Set down each entry exactly as given; pictures should not appear in the copy.
-- start Data to use --
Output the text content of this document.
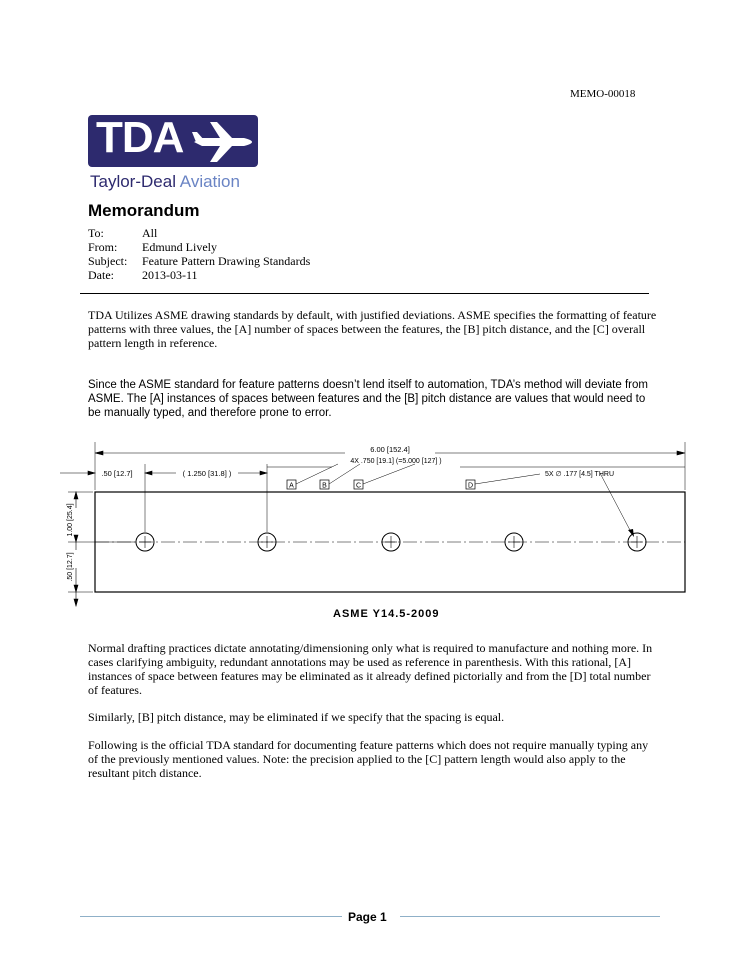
MEMO-00018
TDA
Taylor-Deal Aviation
Memorandum
To:	All
From: Edmund Lively
Subject: Feature Pattern Drawing Standards
Date: 2013-03-11
TDA Utilizes ASME drawing standards by default, with justified deviations. ASME specifies the formatting of feature patterns with three values, the [A] number of spaces between the features, the [B] pitch distance, and the [C] overall pattern length in reference.
Since the ASME standard for feature patterns doesn’t lend itself to automation, TDA’s method will deviate from ASME. The [A] instances of spaces between features and the [B] pitch distance are values that would need to be manually typed, and therefore prone to error.
6.00 [152.4]
.50 [12.7]	( 1.250 [31.8] )
4X .750 [19.1] (=5.000 [127] )
5X ∅ .177 [4.5] THRU
1.00 [25.4]
.50 [12.7]
A	B	C	D
ASME Y14.5-2009
Normal drafting practices dictate annotating/dimensioning only what is required to manufacture and nothing more. In cases clarifying ambiguity, redundant annotations may be used as reference in parenthesis. With this rational, [A] instances of space between features may be eliminated as it already defined pictorially and from the [D] total number of features.
Similarly, [B] pitch distance, may be eliminated if we specify that the spacing is equal.
Following is the official TDA standard for documenting feature patterns which does not require manually typing any of the previously mentioned values. Note: the precision applied to the [C] pattern length would also apply to the resultant pitch distance.
Page 1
-- end Data to use --
Exercise response ▸
Output the text content of this document.
MEMO-00018
TDA
Taylor-Deal Aviation
Memorandum
To:	All
From: Edmund Lively
Subject: Feature Pattern Drawing Standards
Date: 2013-03-11
TDA Utilizes ASME drawing standards by default, with justified deviations. ASME specifies the formatting of feature patterns with three values, the [A] number of spaces between the features, the [B] pitch distance, and the [C] overall pattern length in reference.
Since the ASME standard for feature patterns doesn’t lend itself to automation, TDA’s method will deviate from ASME. The [A] instances of spaces between features and the [B] pitch distance are values that would need to be manually typed, and therefore prone to error.
6.00 [152.4]
.50 [12.7]	( 1.250 [31.8] )
4X .750 [19.1] (=5.000 [127] )
5X ∅ .177 [4.5] THRU
1.00 [25.4]
.50 [12.7]
A	B	C	D
ASME Y14.5-2009
Normal drafting practices dictate annotating/dimensioning only what is required to manufacture and nothing more. In cases clarifying ambiguity, redundant annotations may be used as reference in parenthesis. With this rational, [A] instances of space between features may be eliminated as it already defined pictorially and from the [D] total number of features.
Similarly, [B] pitch distance, may be eliminated if we specify that the spacing is equal.
Following is the official TDA standard for documenting feature patterns which does not require manually typing any of the previously mentioned values. Note: the precision applied to the [C] pattern length would also apply to the resultant pitch distance.
Page 1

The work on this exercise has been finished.